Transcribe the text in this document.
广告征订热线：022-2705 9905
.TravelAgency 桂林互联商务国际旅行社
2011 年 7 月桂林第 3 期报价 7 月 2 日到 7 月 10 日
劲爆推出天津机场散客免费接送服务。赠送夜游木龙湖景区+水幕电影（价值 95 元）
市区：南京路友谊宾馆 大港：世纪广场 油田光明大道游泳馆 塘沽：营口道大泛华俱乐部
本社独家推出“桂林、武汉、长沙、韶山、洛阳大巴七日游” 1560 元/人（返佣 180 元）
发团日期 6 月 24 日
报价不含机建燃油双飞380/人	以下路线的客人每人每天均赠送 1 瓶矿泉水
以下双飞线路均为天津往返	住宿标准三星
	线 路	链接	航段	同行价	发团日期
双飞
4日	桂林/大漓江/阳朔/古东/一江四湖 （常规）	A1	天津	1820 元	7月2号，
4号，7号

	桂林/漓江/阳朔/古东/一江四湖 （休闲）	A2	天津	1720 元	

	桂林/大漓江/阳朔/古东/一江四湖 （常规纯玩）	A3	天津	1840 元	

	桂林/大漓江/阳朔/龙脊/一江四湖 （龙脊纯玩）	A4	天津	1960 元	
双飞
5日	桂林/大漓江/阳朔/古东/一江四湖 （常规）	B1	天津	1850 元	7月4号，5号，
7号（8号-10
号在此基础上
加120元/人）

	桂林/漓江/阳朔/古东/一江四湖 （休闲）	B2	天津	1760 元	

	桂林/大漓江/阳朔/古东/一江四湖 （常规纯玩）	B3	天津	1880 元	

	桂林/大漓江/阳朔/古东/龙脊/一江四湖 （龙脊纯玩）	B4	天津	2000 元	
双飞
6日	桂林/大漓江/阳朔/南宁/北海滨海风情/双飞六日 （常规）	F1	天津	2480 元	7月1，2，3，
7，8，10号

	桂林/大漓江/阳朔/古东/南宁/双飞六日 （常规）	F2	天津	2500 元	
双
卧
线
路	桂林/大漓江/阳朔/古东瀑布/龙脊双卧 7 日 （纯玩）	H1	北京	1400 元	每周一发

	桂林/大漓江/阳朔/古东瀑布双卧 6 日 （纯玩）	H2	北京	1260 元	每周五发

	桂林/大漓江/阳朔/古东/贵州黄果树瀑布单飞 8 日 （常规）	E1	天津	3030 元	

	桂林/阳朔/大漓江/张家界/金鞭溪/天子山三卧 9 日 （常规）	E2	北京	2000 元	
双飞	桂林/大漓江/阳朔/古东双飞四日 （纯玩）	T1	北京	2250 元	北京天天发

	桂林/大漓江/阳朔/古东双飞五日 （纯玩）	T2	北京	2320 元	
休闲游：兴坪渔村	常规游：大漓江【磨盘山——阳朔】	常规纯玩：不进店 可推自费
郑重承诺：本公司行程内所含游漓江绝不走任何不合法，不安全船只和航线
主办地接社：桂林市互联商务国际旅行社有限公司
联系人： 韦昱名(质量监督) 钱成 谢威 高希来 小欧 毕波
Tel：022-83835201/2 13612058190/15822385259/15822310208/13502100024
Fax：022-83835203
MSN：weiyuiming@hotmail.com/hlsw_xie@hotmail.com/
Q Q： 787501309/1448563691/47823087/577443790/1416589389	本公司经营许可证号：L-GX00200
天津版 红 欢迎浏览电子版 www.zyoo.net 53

> **Goal**
Say how many lines of the data hold the string "一江四湖". Reply with the number alone.

> **Exercise answer**
8